INPUT ROWS:

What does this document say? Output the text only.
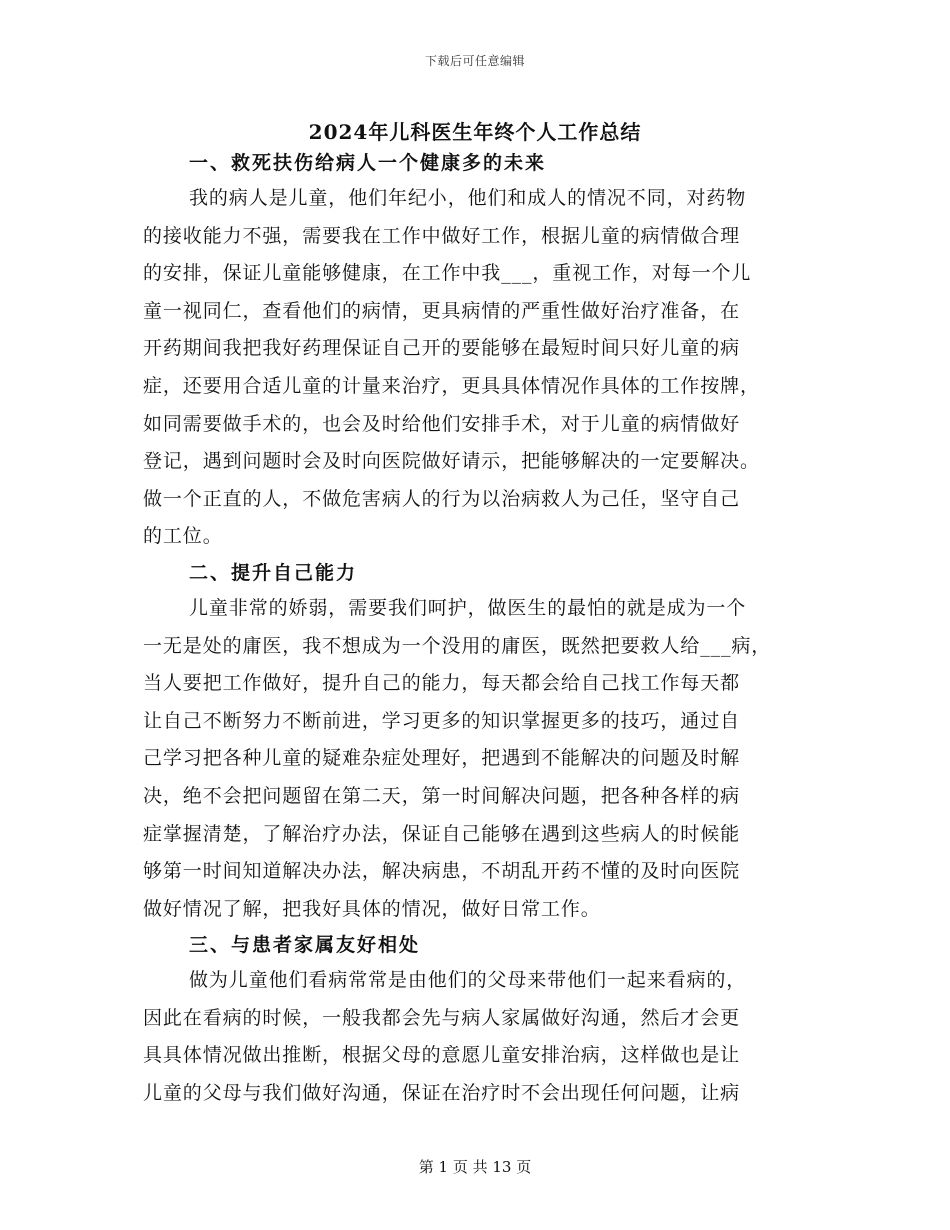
下载后可任意编辑
2024年儿科医生年终个人工作总结
一、救死扶伤给病人一个健康多的未来
我的病人是儿童，他们年纪小，他们和成人的情况不同，对药物
的接收能力不强，需要我在工作中做好工作，根据儿童的病情做合理
的安排，保证儿童能够健康，在工作中我___，重视工作，对每一个儿
童一视同仁，查看他们的病情，更具病情的严重性做好治疗准备，在
开药期间我把我好药理保证自己开的要能够在最短时间只好儿童的病
症，还要用合适儿童的计量来治疗，更具具体情况作具体的工作按牌，
如同需要做手术的，也会及时给他们安排手术，对于儿童的病情做好
登记，遇到问题时会及时向医院做好请示，把能够解决的一定要解决。
做一个正直的人，不做危害病人的行为以治病救人为己任，坚守自己
的工位。
二、提升自己能力
儿童非常的娇弱，需要我们呵护，做医生的最怕的就是成为一个
一无是处的庸医，我不想成为一个没用的庸医，既然把要救人给___病，
当人要把工作做好，提升自己的能力，每天都会给自己找工作每天都
让自己不断努力不断前进，学习更多的知识掌握更多的技巧，通过自
己学习把各种儿童的疑难杂症处理好，把遇到不能解决的问题及时解
决，绝不会把问题留在第二天，第一时间解决问题，把各种各样的病
症掌握清楚，了解治疗办法，保证自己能够在遇到这些病人的时候能
够第一时间知道解决办法，解决病患，不胡乱开药不懂的及时向医院
做好情况了解，把我好具体的情况，做好日常工作。
三、与患者家属友好相处
做为儿童他们看病常常是由他们的父母来带他们一起来看病的，
因此在看病的时候，一般我都会先与病人家属做好沟通，然后才会更
具具体情况做出推断，根据父母的意愿儿童安排治病，这样做也是让
儿童的父母与我们做好沟通，保证在治疗时不会出现任何问题，让病
第 1 页 共 13 页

WRITTEN PROBLEM: Every line above should be returned exactly; the pictures stay out.

WRITTEN ANSWER:
What does this document say? Output the text only.
下载后可任意编辑
2024年儿科医生年终个人工作总结
一、救死扶伤给病人一个健康多的未来
我的病人是儿童，他们年纪小，他们和成人的情况不同，对药物
的接收能力不强，需要我在工作中做好工作，根据儿童的病情做合理
的安排，保证儿童能够健康，在工作中我___，重视工作，对每一个儿
童一视同仁，查看他们的病情，更具病情的严重性做好治疗准备，在
开药期间我把我好药理保证自己开的要能够在最短时间只好儿童的病
症，还要用合适儿童的计量来治疗，更具具体情况作具体的工作按牌，
如同需要做手术的，也会及时给他们安排手术，对于儿童的病情做好
登记，遇到问题时会及时向医院做好请示，把能够解决的一定要解决。
做一个正直的人，不做危害病人的行为以治病救人为己任，坚守自己
的工位。
二、提升自己能力
儿童非常的娇弱，需要我们呵护，做医生的最怕的就是成为一个
一无是处的庸医，我不想成为一个没用的庸医，既然把要救人给___病，
当人要把工作做好，提升自己的能力，每天都会给自己找工作每天都
让自己不断努力不断前进，学习更多的知识掌握更多的技巧，通过自
己学习把各种儿童的疑难杂症处理好，把遇到不能解决的问题及时解
决，绝不会把问题留在第二天，第一时间解决问题，把各种各样的病
症掌握清楚，了解治疗办法，保证自己能够在遇到这些病人的时候能
够第一时间知道解决办法，解决病患，不胡乱开药不懂的及时向医院
做好情况了解，把我好具体的情况，做好日常工作。
三、与患者家属友好相处
做为儿童他们看病常常是由他们的父母来带他们一起来看病的，
因此在看病的时候，一般我都会先与病人家属做好沟通，然后才会更
具具体情况做出推断，根据父母的意愿儿童安排治病，这样做也是让
儿童的父母与我们做好沟通，保证在治疗时不会出现任何问题，让病
第 1 页 共 13 页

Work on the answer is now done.